## RECORDED DATA:
-=-=-=-=-
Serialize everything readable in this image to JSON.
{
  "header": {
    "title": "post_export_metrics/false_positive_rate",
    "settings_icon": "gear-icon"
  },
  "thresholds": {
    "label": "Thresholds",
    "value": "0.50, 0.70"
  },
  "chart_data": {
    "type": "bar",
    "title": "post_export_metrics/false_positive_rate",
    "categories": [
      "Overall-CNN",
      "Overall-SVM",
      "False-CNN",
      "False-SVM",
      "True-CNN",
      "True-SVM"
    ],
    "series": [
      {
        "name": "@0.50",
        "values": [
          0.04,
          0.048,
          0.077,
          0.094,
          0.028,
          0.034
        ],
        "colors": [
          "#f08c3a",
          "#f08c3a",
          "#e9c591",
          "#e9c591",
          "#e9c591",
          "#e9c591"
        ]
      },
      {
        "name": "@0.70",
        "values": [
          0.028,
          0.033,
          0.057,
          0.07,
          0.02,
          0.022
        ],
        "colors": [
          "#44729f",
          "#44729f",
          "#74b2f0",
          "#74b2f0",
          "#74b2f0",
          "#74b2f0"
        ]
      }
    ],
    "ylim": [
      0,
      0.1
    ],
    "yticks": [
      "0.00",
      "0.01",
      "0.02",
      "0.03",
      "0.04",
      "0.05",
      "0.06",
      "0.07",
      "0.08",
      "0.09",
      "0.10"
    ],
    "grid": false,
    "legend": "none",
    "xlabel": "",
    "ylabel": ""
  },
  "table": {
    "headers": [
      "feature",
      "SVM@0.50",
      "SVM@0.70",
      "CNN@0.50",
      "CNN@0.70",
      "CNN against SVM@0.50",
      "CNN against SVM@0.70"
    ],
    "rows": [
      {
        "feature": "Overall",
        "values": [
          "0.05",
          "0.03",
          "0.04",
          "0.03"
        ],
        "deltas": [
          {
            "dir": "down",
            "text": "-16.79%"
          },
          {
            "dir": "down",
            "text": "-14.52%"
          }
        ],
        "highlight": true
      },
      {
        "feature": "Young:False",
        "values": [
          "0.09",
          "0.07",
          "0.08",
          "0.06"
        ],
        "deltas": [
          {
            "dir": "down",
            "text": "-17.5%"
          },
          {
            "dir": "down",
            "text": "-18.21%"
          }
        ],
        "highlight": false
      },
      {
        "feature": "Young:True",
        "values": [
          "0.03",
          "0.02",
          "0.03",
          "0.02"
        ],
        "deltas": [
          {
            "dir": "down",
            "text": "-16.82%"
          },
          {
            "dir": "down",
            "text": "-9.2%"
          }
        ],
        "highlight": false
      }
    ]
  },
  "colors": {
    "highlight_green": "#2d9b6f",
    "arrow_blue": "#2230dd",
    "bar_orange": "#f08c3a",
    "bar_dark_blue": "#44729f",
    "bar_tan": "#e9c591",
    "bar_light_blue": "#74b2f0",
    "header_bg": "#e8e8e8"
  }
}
-=-=-=-=-
The records above should be duplicated in full, exactly as given.

## SOLUTION FOR THIS PROBLEM:
Serialize everything readable in this image to JSON.
{
  "header": {
    "title": "post_export_metrics/false_positive_rate",
    "settings_icon": "gear-icon"
  },
  "thresholds": {
    "label": "Thresholds",
    "value": "0.50, 0.70"
  },
  "chart_data": {
    "type": "bar",
    "title": "post_export_metrics/false_positive_rate",
    "categories": [
      "Overall-CNN",
      "Overall-SVM",
      "False-CNN",
      "False-SVM",
      "True-CNN",
      "True-SVM"
    ],
    "series": [
      {
        "name": "@0.50",
        "values": [
          0.04,
          0.048,
          0.077,
          0.094,
          0.028,
          0.034
        ],
        "colors": [
          "#f08c3a",
          "#f08c3a",
          "#e9c591",
          "#e9c591",
          "#e9c591",
          "#e9c591"
        ]
      },
      {
        "name": "@0.70",
        "values": [
          0.028,
          0.033,
          0.057,
          0.07,
          0.02,
          0.022
        ],
        "colors": [
          "#44729f",
          "#44729f",
          "#74b2f0",
          "#74b2f0",
          "#74b2f0",
          "#74b2f0"
        ]
      }
    ],
    "ylim": [
      0,
      0.1
    ],
    "yticks": [
      "0.00",
      "0.01",
      "0.02",
      "0.03",
      "0.04",
      "0.05",
      "0.06",
      "0.07",
      "0.08",
      "0.09",
      "0.10"
    ],
    "grid": false,
    "legend": "none",
    "xlabel": "",
    "ylabel": ""
  },
  "table": {
    "headers": [
      "feature",
      "SVM@0.50",
      "SVM@0.70",
      "CNN@0.50",
      "CNN@0.70",
      "CNN against SVM@0.50",
      "CNN against SVM@0.70"
    ],
    "rows": [
      {
        "feature": "Overall",
        "values": [
          "0.05",
          "0.03",
          "0.04",
          "0.03"
        ],
        "deltas": [
          {
            "dir": "down",
            "text": "-16.79%"
          },
          {
            "dir": "down",
            "text": "-14.52%"
          }
        ],
        "highlight": true
      },
      {
        "feature": "Young:False",
        "values": [
          "0.09",
          "0.07",
          "0.08",
          "0.06"
        ],
        "deltas": [
          {
            "dir": "down",
            "text": "-17.5%"
          },
          {
            "dir": "down",
            "text": "-18.21%"
          }
        ],
        "highlight": false
      },
      {
        "feature": "Young:True",
        "values": [
          "0.03",
          "0.02",
          "0.03",
          "0.02"
        ],
        "deltas": [
          {
            "dir": "down",
            "text": "-16.82%"
          },
          {
            "dir": "down",
            "text": "-9.2%"
          }
        ],
        "highlight": false
      }
    ]
  },
  "colors": {
    "highlight_green": "#2d9b6f",
    "arrow_blue": "#2230dd",
    "bar_orange": "#f08c3a",
    "bar_dark_blue": "#44729f",
    "bar_tan": "#e9c591",
    "bar_light_blue": "#74b2f0",
    "header_bg": "#e8e8e8"
  }
}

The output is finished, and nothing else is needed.